╭─ Exercise data

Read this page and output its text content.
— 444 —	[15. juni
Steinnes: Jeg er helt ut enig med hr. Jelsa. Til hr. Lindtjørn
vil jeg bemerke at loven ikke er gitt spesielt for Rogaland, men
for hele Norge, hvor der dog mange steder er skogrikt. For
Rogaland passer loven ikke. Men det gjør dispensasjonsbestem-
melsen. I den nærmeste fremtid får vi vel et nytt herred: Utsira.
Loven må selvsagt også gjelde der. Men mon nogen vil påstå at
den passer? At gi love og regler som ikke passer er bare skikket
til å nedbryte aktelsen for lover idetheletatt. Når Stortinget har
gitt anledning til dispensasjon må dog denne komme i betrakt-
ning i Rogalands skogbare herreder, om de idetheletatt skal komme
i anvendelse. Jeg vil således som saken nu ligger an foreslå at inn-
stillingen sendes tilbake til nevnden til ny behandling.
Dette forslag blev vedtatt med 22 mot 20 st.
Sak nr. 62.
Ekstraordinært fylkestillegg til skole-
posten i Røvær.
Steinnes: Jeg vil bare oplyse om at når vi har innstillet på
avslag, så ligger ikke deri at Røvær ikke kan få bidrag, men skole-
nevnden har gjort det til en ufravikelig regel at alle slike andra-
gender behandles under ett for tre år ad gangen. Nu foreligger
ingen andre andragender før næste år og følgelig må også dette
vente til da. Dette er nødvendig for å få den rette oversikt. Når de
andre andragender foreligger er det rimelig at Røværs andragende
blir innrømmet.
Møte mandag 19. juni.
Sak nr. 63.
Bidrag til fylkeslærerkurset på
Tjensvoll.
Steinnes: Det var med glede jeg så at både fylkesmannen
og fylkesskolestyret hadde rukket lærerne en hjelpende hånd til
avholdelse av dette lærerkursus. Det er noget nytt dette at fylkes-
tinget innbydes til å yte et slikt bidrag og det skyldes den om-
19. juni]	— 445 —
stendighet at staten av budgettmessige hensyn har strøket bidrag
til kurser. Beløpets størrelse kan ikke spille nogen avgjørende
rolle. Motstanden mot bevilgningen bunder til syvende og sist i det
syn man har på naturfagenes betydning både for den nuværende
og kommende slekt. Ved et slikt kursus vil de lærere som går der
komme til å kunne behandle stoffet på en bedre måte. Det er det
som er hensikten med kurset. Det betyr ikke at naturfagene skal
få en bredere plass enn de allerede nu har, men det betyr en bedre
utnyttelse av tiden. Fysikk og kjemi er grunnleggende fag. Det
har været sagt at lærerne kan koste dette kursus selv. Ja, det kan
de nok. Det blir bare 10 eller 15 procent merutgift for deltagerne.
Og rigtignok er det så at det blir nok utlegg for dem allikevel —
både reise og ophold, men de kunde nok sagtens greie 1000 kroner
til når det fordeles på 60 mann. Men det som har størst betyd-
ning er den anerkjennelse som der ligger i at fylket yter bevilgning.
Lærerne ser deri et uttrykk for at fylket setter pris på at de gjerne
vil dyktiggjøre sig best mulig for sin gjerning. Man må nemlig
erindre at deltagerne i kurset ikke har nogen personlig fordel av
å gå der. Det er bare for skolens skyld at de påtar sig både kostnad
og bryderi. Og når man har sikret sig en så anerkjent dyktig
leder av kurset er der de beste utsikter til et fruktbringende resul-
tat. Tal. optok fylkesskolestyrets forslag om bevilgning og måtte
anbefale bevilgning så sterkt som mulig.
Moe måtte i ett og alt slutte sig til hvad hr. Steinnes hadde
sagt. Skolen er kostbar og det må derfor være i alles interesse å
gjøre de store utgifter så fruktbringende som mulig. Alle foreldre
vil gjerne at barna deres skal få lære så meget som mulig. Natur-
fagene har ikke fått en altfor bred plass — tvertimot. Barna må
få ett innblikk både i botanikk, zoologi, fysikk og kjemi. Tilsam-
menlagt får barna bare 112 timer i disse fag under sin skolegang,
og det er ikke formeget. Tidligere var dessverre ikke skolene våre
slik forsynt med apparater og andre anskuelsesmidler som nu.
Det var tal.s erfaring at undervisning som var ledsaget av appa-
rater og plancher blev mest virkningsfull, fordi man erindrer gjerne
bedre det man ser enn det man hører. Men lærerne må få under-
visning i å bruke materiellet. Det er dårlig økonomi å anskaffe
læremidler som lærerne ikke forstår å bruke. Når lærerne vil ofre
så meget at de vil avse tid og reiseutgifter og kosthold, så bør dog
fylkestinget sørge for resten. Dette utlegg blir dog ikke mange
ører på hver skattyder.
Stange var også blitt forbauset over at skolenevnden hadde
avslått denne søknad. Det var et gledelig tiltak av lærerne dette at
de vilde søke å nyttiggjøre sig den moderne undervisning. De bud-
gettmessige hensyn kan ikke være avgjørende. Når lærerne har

╰─

Write the data out again in full. Match it word for word.

Read this page and output its text content.
— 444 —	[15. juni
Steinnes: Jeg er helt ut enig med hr. Jelsa. Til hr. Lindtjørn
vil jeg bemerke at loven ikke er gitt spesielt for Rogaland, men
for hele Norge, hvor der dog mange steder er skogrikt. For
Rogaland passer loven ikke. Men det gjør dispensasjonsbestem-
melsen. I den nærmeste fremtid får vi vel et nytt herred: Utsira.
Loven må selvsagt også gjelde der. Men mon nogen vil påstå at
den passer? At gi love og regler som ikke passer er bare skikket
til å nedbryte aktelsen for lover idetheletatt. Når Stortinget har
gitt anledning til dispensasjon må dog denne komme i betrakt-
ning i Rogalands skogbare herreder, om de idetheletatt skal komme
i anvendelse. Jeg vil således som saken nu ligger an foreslå at inn-
stillingen sendes tilbake til nevnden til ny behandling.
Dette forslag blev vedtatt med 22 mot 20 st.
Sak nr. 62.
Ekstraordinært fylkestillegg til skole-
posten i Røvær.
Steinnes: Jeg vil bare oplyse om at når vi har innstillet på
avslag, så ligger ikke deri at Røvær ikke kan få bidrag, men skole-
nevnden har gjort det til en ufravikelig regel at alle slike andra-
gender behandles under ett for tre år ad gangen. Nu foreligger
ingen andre andragender før næste år og følgelig må også dette
vente til da. Dette er nødvendig for å få den rette oversikt. Når de
andre andragender foreligger er det rimelig at Røværs andragende
blir innrømmet.
Møte mandag 19. juni.
Sak nr. 63.
Bidrag til fylkeslærerkurset på
Tjensvoll.
Steinnes: Det var med glede jeg så at både fylkesmannen
og fylkesskolestyret hadde rukket lærerne en hjelpende hånd til
avholdelse av dette lærerkursus. Det er noget nytt dette at fylkes-
tinget innbydes til å yte et slikt bidrag og det skyldes den om-
19. juni]	— 445 —
stendighet at staten av budgettmessige hensyn har strøket bidrag
til kurser. Beløpets størrelse kan ikke spille nogen avgjørende
rolle. Motstanden mot bevilgningen bunder til syvende og sist i det
syn man har på naturfagenes betydning både for den nuværende
og kommende slekt. Ved et slikt kursus vil de lærere som går der
komme til å kunne behandle stoffet på en bedre måte. Det er det
som er hensikten med kurset. Det betyr ikke at naturfagene skal
få en bredere plass enn de allerede nu har, men det betyr en bedre
utnyttelse av tiden. Fysikk og kjemi er grunnleggende fag. Det
har været sagt at lærerne kan koste dette kursus selv. Ja, det kan
de nok. Det blir bare 10 eller 15 procent merutgift for deltagerne.
Og rigtignok er det så at det blir nok utlegg for dem allikevel —
både reise og ophold, men de kunde nok sagtens greie 1000 kroner
til når det fordeles på 60 mann. Men det som har størst betyd-
ning er den anerkjennelse som der ligger i at fylket yter bevilgning.
Lærerne ser deri et uttrykk for at fylket setter pris på at de gjerne
vil dyktiggjøre sig best mulig for sin gjerning. Man må nemlig
erindre at deltagerne i kurset ikke har nogen personlig fordel av
å gå der. Det er bare for skolens skyld at de påtar sig både kostnad
og bryderi. Og når man har sikret sig en så anerkjent dyktig
leder av kurset er der de beste utsikter til et fruktbringende resul-
tat. Tal. optok fylkesskolestyrets forslag om bevilgning og måtte
anbefale bevilgning så sterkt som mulig.
Moe måtte i ett og alt slutte sig til hvad hr. Steinnes hadde
sagt. Skolen er kostbar og det må derfor være i alles interesse å
gjøre de store utgifter så fruktbringende som mulig. Alle foreldre
vil gjerne at barna deres skal få lære så meget som mulig. Natur-
fagene har ikke fått en altfor bred plass — tvertimot. Barna må
få ett innblikk både i botanikk, zoologi, fysikk og kjemi. Tilsam-
menlagt får barna bare 112 timer i disse fag under sin skolegang,
og det er ikke formeget. Tidligere var dessverre ikke skolene våre
slik forsynt med apparater og andre anskuelsesmidler som nu.
Det var tal.s erfaring at undervisning som var ledsaget av appa-
rater og plancher blev mest virkningsfull, fordi man erindrer gjerne
bedre det man ser enn det man hører. Men lærerne må få under-
visning i å bruke materiellet. Det er dårlig økonomi å anskaffe
læremidler som lærerne ikke forstår å bruke. Når lærerne vil ofre
så meget at de vil avse tid og reiseutgifter og kosthold, så bør dog
fylkestinget sørge for resten. Dette utlegg blir dog ikke mange
ører på hver skattyder.
Stange var også blitt forbauset over at skolenevnden hadde
avslått denne søknad. Det var et gledelig tiltak av lærerne dette at
de vilde søke å nyttiggjøre sig den moderne undervisning. De bud-
gettmessige hensyn kan ikke være avgjørende. Når lærerne har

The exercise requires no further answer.